STUDY TEXT →
§

Peggy Cooper, a woman colloquially known as the “culture minister” of black Washington, was at this time married to Conrad Cafritz, one of Pearl’s most important law clients. Hearing of the Jacob Lawrence project, she arranged for Pearl to meet her friend Henry Louis Gates Jr. Not only did Gates write the introductory essay for the book, but he struck up an instant friendship with Pearl.

“He was an intellectual as much as a businessman,” Gates remembers. “I liked talking to him about ideas. It was like talking to one of my colleagues. It was clear he was a person of the book.”

Moving down a receiving line on the White House lawn in September 1994, Eli Segal found himself staring into a strangely familiar face. “I remember you,” he blurted out as he shook the man’s hand. “You’re Frank Pearl. I met you 30-odd years ago at the University of Wisconsin.” Segal was at the White House because he was the founding chief executive of AmeriCorps, the community-service program President Clinton was launching that day. Pearl merited his invitation because of his extensive voluntarism -- and also perhaps because of his $100,000 donation of “soft money” to the Democratic Party in 1992. (He would make a comparable donation in 1996.)

Pearl arranged several dinner parties at his home in northwest Washington at which Segal could plead AmeriCorps’s case with selected members of Congress. And when Segal left AmeriCorps in 1995 to return to private business, Pearl gave him free space in his offices.

From that vantage point, Segal could see how seriously Pearl took Counterpoint Press, which was headquartered in the same building. More than once, he heard Pearl say, “I don’t view publishing as a hobby.” The word he preferred was mission. So when Segal learned in October 1996 that his old friend Peter Osnos was resigning as the publisher of Times Books to try launching his own publishing house, he thought here was someone Frank Pearl ought to meet.

§

SUPPLIED RECORDS →
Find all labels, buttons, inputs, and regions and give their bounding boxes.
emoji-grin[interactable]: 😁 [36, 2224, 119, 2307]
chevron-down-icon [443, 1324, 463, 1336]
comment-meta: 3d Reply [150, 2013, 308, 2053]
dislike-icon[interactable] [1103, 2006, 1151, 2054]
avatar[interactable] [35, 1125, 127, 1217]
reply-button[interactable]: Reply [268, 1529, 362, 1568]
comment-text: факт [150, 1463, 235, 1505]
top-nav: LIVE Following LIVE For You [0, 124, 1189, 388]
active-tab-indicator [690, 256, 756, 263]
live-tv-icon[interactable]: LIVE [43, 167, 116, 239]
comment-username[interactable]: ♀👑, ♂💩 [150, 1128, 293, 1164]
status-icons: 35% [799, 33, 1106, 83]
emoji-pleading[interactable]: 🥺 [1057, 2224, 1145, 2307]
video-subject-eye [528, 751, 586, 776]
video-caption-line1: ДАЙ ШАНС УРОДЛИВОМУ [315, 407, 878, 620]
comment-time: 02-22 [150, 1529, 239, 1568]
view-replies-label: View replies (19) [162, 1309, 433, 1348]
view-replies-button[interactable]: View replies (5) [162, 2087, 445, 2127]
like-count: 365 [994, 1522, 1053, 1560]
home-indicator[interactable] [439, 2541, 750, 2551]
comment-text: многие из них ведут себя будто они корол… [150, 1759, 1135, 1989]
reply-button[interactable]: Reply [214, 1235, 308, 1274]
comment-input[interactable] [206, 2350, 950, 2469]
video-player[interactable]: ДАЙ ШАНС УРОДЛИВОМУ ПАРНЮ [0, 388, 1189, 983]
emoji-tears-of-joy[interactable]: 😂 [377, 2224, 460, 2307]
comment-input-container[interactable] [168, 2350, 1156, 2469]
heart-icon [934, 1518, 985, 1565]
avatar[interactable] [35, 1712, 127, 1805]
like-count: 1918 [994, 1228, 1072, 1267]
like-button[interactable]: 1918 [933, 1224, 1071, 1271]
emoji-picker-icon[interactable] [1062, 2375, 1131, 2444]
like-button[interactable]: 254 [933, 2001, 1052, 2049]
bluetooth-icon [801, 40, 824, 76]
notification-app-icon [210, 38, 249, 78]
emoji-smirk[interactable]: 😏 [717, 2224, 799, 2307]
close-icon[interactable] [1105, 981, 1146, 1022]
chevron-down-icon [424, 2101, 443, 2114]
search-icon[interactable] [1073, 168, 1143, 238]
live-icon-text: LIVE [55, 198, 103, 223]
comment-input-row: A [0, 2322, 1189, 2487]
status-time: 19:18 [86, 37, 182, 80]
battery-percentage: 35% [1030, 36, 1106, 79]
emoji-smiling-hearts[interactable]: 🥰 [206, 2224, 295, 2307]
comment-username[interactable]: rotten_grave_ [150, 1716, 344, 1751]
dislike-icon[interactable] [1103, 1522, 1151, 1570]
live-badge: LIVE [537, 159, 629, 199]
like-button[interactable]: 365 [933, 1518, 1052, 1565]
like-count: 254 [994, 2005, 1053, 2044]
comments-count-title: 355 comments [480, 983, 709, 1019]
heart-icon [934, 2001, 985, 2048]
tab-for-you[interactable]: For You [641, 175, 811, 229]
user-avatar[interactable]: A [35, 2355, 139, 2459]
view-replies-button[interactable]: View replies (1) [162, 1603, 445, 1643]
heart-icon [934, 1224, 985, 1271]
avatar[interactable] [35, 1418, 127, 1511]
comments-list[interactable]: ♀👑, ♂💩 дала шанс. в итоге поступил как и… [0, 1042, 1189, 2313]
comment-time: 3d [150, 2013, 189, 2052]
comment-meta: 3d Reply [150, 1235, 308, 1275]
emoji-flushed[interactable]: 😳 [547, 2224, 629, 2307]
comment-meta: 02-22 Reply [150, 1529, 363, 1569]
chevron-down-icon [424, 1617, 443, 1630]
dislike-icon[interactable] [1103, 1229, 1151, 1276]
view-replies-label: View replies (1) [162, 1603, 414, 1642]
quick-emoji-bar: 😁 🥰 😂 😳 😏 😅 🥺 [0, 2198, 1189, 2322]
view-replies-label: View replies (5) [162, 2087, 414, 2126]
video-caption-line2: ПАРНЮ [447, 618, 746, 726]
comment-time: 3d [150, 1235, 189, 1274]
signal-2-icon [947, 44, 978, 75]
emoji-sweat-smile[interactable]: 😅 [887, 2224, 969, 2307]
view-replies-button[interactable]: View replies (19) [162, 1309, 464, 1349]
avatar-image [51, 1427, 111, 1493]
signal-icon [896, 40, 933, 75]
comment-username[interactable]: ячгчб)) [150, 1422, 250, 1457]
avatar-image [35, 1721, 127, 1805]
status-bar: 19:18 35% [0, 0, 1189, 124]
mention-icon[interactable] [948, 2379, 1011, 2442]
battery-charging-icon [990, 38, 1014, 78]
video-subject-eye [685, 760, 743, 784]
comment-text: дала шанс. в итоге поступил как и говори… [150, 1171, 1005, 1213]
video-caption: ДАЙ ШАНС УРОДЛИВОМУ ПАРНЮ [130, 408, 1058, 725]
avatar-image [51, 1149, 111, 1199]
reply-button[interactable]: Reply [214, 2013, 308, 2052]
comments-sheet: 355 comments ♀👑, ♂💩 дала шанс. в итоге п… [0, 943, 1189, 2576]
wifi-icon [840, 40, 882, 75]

§

WHAT TO DO →
From the passage about Frank Pearl, extract the verbatim stretch starting with "Pearl arranged several" and going on through "ought to meet.".

OUTPUT OF THE TASK →
Pearl arranged several dinner parties at his home in northwest Washington at which Segal could plead AmeriCorps’s case with selected members of Congress. And when Segal left AmeriCorps in 1995 to return to private business, Pearl gave him free space in his offices.

From that vantage point, Segal could see how seriously Pearl took Counterpoint Press, which was headquartered in the same building. More than once, he heard Pearl say, “I don’t view publishing as a hobby.” The word he preferred was mission. So when Segal learned in October 1996 that his old friend Peter Osnos was resigning as the publisher of Times Books to try launching his own publishing house, he thought here was someone Frank Pearl ought to meet.